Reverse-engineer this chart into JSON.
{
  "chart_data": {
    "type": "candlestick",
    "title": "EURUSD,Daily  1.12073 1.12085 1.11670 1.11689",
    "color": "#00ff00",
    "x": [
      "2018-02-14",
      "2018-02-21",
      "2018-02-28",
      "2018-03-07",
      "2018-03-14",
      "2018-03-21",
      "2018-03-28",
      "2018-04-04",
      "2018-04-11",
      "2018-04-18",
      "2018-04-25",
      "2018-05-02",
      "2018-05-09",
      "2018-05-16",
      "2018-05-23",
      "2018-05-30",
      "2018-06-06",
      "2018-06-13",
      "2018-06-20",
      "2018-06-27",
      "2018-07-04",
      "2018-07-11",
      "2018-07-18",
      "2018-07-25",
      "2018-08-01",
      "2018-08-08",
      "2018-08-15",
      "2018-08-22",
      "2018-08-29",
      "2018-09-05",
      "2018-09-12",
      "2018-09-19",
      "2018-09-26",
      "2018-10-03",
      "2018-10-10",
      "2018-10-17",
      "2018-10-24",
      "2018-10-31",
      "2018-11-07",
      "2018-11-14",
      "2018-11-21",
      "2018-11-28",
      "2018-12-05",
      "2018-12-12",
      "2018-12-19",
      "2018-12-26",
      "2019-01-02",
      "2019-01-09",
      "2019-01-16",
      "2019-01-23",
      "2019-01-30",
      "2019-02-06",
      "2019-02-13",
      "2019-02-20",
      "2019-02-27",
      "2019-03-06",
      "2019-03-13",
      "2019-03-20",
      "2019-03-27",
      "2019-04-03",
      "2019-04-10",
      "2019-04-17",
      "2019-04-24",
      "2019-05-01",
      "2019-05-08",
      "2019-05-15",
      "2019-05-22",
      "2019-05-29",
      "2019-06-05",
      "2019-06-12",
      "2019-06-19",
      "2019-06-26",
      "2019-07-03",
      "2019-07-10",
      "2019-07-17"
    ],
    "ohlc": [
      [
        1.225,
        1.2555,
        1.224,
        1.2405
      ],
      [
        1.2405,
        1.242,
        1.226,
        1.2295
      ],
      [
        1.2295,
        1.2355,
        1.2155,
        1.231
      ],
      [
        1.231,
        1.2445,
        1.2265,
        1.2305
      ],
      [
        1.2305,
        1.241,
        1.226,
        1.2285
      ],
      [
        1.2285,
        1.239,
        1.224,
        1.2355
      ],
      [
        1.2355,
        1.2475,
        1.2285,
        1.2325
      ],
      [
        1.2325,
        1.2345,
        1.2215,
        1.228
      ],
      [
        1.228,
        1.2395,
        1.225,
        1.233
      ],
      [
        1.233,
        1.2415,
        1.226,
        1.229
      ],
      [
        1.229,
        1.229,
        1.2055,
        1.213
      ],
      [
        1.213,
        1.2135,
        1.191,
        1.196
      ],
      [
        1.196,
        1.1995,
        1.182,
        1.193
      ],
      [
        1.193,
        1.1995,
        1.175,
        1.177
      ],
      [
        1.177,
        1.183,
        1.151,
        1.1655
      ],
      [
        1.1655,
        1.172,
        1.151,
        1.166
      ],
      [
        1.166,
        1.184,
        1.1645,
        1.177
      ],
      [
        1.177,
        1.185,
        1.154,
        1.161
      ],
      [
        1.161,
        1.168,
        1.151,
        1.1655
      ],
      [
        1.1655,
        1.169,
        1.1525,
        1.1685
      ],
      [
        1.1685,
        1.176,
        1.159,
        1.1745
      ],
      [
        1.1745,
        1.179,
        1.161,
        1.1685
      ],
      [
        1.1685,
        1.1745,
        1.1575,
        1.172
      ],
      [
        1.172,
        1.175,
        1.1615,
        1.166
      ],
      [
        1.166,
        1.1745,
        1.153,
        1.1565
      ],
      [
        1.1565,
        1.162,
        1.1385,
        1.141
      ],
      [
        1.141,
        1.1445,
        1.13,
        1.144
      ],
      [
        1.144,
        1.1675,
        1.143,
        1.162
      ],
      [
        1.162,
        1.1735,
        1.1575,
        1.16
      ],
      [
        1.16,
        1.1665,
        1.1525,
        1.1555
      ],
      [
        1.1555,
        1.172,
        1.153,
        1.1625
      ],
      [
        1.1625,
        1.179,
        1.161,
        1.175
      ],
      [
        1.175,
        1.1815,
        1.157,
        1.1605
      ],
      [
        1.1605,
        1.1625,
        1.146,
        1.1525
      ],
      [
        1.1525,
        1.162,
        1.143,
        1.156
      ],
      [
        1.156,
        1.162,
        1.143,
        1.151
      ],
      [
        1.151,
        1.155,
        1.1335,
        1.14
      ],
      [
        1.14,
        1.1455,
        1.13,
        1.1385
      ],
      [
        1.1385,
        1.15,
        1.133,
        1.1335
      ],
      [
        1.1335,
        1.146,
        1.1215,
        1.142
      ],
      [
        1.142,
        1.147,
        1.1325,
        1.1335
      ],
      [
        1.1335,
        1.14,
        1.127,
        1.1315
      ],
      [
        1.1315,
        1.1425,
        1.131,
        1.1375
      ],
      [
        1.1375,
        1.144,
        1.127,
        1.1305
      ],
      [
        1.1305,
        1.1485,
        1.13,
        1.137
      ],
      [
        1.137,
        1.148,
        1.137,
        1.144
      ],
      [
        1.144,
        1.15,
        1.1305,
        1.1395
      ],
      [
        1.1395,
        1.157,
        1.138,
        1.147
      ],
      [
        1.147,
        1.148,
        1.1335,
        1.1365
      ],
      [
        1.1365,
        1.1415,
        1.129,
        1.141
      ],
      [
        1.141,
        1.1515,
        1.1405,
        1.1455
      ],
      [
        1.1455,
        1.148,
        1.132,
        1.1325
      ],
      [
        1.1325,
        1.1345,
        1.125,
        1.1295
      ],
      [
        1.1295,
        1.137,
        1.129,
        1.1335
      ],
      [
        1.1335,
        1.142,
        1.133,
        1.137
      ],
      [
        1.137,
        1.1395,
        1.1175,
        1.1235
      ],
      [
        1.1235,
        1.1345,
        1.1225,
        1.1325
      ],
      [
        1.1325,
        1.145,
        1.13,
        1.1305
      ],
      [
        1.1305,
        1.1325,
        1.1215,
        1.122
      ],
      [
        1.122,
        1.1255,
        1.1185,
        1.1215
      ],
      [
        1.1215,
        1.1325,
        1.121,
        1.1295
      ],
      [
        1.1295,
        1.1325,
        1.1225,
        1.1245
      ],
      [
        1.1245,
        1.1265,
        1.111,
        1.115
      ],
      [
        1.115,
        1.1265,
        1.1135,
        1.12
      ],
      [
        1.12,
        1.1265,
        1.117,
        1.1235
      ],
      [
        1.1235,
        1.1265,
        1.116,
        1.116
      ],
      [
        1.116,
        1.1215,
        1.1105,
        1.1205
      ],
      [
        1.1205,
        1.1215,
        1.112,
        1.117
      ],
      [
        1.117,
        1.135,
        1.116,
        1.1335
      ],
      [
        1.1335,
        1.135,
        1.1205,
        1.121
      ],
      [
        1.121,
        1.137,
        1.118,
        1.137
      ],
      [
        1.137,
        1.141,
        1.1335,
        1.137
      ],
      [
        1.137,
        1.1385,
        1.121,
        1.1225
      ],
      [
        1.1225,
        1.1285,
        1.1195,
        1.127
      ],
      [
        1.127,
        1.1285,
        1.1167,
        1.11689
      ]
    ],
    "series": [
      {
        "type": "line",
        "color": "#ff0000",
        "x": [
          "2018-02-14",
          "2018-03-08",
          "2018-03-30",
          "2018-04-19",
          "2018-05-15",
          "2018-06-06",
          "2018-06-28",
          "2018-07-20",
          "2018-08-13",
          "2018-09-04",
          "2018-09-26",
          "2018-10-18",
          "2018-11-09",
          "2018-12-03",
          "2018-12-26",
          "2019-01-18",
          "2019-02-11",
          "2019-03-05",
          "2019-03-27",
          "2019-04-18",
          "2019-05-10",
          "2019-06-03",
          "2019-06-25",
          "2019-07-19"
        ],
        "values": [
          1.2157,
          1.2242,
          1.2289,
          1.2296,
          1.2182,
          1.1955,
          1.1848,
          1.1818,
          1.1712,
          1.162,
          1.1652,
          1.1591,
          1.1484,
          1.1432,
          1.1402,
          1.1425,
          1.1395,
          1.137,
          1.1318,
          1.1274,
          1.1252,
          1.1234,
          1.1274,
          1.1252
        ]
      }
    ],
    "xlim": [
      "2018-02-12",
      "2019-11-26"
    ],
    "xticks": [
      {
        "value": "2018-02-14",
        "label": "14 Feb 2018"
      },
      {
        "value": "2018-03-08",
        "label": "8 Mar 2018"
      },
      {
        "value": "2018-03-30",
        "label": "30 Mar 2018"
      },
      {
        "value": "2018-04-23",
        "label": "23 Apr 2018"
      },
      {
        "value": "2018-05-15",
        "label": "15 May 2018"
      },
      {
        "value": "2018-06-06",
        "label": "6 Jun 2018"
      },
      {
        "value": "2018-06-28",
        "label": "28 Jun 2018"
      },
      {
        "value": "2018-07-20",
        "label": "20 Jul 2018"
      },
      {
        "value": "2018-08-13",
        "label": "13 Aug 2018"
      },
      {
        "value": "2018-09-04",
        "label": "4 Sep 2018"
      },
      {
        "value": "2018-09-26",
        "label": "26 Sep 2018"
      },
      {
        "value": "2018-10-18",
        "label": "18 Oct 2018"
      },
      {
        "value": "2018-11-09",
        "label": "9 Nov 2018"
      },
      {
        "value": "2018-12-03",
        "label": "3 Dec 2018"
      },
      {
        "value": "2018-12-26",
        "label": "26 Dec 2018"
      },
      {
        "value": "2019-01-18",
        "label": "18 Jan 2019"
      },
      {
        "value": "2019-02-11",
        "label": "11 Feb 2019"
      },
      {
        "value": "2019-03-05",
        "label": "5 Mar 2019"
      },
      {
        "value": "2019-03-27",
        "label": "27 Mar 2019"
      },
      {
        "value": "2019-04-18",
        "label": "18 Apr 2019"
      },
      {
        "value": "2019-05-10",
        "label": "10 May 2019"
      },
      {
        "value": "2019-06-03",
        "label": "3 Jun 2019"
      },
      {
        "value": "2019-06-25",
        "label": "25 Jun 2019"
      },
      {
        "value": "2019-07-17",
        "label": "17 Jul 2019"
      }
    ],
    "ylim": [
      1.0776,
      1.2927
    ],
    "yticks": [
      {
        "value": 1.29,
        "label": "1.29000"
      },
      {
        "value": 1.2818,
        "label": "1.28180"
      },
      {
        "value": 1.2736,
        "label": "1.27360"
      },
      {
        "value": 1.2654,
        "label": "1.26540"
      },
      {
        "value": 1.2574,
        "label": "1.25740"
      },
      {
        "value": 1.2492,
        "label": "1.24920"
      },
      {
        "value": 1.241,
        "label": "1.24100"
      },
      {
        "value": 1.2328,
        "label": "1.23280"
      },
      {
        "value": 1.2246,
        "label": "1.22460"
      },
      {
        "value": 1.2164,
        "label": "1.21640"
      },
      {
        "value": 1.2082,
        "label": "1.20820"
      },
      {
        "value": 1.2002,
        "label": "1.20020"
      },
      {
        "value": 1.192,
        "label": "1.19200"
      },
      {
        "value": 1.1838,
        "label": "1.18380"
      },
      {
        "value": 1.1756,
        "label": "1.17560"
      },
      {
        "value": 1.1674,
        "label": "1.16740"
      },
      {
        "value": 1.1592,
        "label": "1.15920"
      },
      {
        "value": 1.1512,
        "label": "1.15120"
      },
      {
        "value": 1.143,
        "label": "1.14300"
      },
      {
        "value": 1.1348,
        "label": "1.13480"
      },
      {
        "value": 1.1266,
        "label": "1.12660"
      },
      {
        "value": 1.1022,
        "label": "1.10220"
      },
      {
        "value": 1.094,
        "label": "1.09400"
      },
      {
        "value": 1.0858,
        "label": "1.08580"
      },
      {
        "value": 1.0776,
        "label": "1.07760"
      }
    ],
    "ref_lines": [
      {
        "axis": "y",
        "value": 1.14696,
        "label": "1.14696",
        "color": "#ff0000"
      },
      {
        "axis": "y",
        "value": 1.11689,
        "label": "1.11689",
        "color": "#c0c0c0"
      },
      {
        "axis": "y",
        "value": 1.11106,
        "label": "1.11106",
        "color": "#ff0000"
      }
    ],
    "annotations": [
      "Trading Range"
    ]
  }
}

= = = =

## WHAT NEEDS TO BE DONE
Copy all lines of the listing above that contain the string "color".

## THE ANSWER
    "color": "#00ff00",
        "color": "#ff0000",
        "color": "#ff0000"
        "color": "#c0c0c0"
        "color": "#ff0000"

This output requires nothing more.